Data entries:

** Begin **

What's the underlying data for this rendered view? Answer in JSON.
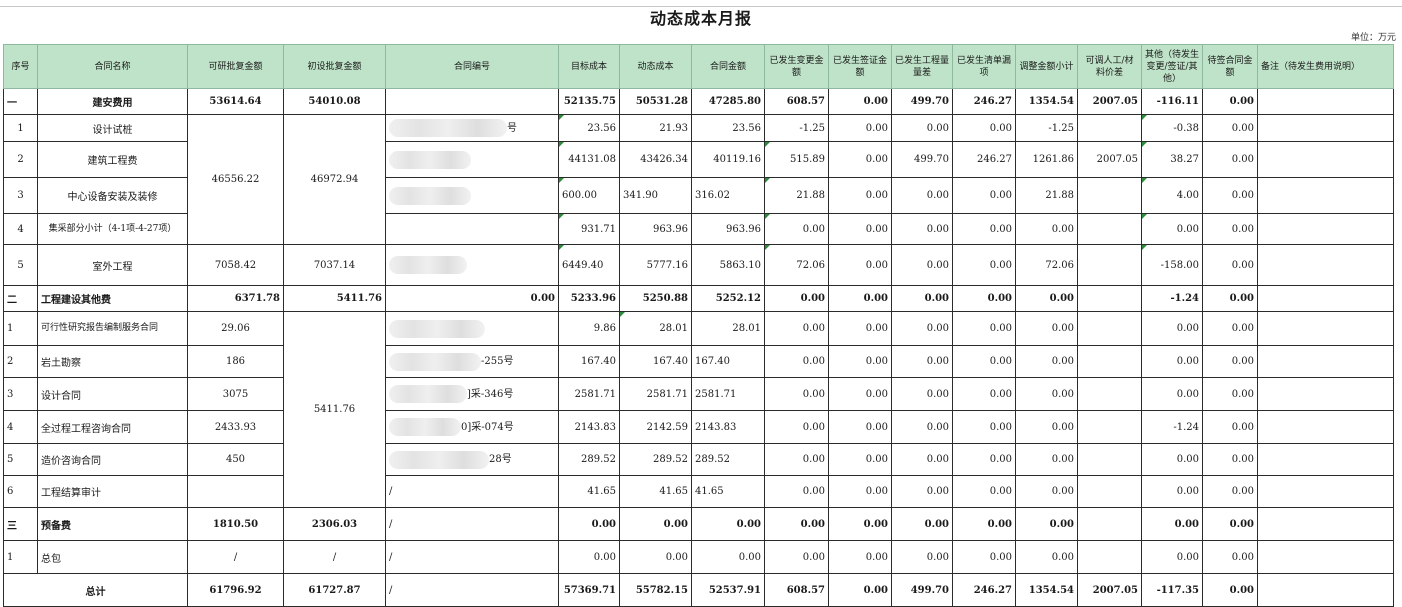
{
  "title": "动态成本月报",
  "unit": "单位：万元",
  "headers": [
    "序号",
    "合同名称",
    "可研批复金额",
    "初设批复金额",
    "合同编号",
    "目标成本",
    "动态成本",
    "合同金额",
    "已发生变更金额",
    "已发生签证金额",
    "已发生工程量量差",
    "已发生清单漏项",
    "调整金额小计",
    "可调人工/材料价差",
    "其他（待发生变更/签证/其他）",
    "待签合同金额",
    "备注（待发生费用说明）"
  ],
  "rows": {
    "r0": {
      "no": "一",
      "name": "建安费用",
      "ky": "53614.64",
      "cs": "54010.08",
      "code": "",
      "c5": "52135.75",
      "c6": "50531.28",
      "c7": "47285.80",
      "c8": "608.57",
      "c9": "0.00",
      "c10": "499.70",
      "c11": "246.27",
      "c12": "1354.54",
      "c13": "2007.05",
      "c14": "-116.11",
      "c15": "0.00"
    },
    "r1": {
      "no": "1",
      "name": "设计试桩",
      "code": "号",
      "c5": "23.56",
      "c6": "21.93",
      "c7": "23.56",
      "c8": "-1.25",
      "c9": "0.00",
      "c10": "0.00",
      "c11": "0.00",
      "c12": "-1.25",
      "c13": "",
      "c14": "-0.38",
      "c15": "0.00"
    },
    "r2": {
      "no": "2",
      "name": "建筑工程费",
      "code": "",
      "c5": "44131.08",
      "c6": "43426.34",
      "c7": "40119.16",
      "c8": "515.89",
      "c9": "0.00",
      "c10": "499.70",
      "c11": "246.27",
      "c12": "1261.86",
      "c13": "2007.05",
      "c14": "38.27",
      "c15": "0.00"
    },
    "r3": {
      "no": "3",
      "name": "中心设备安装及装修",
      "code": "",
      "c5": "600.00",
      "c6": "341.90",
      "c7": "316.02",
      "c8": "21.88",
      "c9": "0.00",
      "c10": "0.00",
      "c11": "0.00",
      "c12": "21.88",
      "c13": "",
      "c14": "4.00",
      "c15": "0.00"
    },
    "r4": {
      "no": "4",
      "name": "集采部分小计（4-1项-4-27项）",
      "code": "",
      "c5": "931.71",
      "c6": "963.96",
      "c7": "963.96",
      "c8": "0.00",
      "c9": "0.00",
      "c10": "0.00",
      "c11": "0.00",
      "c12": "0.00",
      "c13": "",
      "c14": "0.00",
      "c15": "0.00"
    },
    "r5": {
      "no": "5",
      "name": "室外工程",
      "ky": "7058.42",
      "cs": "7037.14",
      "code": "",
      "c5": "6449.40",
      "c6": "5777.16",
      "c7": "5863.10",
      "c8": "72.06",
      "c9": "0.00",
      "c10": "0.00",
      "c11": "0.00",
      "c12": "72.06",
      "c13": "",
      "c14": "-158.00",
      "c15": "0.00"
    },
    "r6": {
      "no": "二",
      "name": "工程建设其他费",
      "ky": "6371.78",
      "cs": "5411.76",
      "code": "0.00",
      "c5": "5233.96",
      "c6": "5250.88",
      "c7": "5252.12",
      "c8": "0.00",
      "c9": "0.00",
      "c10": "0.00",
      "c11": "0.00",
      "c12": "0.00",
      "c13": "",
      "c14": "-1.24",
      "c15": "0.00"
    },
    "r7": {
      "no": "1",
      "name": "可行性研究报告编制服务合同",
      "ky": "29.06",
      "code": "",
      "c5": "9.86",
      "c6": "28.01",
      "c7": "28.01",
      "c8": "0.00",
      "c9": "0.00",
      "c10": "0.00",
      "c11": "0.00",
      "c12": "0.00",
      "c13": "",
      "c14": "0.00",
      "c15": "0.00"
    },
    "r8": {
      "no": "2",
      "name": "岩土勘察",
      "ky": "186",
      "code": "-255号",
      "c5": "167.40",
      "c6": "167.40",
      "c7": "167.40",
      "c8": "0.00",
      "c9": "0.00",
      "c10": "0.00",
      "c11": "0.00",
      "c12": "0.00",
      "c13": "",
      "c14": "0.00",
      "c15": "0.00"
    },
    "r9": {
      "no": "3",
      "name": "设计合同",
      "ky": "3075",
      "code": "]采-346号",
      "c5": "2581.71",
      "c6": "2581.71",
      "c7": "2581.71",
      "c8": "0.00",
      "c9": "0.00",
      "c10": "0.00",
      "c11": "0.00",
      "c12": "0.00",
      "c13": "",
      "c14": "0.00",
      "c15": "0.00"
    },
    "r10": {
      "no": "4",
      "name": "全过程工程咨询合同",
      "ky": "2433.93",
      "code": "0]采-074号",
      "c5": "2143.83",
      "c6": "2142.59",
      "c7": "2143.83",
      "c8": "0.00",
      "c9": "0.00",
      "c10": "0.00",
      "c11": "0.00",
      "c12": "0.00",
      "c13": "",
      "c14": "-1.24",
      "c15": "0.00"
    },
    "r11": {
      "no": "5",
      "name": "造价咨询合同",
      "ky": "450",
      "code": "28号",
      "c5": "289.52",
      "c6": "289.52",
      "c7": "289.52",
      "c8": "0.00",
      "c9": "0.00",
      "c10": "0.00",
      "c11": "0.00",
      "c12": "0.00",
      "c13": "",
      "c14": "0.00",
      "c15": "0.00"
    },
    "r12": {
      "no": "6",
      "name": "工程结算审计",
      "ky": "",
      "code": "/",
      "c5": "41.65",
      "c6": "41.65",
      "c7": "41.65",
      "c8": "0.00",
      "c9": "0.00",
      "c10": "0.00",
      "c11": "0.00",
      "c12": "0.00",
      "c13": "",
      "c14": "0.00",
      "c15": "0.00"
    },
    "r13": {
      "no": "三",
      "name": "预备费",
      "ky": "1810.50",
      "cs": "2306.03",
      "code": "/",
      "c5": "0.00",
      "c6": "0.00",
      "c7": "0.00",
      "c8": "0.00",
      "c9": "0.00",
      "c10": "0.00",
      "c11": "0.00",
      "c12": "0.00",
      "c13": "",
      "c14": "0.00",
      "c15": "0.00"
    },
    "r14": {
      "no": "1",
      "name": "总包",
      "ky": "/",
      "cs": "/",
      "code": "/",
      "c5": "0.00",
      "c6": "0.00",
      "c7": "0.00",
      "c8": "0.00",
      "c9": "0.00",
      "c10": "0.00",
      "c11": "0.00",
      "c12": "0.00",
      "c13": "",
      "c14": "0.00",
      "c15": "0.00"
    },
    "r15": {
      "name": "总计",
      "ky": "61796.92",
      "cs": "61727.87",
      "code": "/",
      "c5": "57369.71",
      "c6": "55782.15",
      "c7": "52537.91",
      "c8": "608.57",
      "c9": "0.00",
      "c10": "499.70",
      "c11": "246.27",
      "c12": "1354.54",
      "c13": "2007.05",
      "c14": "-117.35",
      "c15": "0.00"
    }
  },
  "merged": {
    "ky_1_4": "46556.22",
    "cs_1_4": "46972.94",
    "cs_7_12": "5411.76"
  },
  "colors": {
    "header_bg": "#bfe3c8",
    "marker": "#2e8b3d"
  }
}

** End **
** Begin **

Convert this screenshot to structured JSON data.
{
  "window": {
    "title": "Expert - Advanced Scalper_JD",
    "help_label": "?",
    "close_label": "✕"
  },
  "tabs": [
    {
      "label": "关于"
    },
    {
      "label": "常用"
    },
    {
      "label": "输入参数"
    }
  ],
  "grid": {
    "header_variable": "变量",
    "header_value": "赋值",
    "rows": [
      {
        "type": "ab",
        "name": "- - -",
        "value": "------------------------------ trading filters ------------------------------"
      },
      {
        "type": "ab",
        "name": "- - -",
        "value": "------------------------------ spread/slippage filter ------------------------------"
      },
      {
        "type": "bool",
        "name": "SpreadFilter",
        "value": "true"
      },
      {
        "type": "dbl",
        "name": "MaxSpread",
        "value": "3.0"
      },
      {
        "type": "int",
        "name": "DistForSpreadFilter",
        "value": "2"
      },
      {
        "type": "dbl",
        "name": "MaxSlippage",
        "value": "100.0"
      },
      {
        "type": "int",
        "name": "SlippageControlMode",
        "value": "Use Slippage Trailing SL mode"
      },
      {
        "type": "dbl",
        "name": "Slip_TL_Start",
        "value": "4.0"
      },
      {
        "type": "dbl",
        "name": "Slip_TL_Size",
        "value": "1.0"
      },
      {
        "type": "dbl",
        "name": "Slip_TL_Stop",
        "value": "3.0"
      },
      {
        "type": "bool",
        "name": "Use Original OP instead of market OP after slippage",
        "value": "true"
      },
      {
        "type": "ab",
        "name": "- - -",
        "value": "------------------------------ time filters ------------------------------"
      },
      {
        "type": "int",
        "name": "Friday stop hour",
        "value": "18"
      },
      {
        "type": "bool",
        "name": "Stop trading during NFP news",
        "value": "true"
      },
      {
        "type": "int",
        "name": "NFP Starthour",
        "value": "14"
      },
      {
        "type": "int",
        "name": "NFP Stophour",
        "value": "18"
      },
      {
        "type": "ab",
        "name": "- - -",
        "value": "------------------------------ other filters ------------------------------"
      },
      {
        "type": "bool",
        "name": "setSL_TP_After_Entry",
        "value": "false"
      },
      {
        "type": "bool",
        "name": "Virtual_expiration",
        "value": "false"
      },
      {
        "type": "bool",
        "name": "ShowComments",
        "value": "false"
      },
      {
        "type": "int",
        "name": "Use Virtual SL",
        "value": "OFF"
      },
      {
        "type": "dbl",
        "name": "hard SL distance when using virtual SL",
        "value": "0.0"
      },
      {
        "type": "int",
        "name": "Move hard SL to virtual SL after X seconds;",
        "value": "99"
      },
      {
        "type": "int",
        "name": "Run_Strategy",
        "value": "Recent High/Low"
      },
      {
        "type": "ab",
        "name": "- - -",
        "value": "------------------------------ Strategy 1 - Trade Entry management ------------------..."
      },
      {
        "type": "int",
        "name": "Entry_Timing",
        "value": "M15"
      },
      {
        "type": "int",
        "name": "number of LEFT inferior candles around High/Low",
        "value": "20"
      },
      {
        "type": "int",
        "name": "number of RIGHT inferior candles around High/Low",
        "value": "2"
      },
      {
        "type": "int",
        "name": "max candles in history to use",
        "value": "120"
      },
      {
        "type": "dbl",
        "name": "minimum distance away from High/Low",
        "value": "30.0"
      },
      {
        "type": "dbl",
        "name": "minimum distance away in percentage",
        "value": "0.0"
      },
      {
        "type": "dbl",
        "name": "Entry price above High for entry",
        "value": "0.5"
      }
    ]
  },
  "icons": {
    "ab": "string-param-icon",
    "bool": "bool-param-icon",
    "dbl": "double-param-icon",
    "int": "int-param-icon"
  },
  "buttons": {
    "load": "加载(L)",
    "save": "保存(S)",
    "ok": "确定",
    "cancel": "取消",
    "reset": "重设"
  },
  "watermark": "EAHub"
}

** End **

Work to be completed: Pick out all lines containing the string "inferior".

Answer to the exercise:
        "name": "number of LEFT inferior candles around High/Low",
        "name": "number of RIGHT inferior candles around High/Low",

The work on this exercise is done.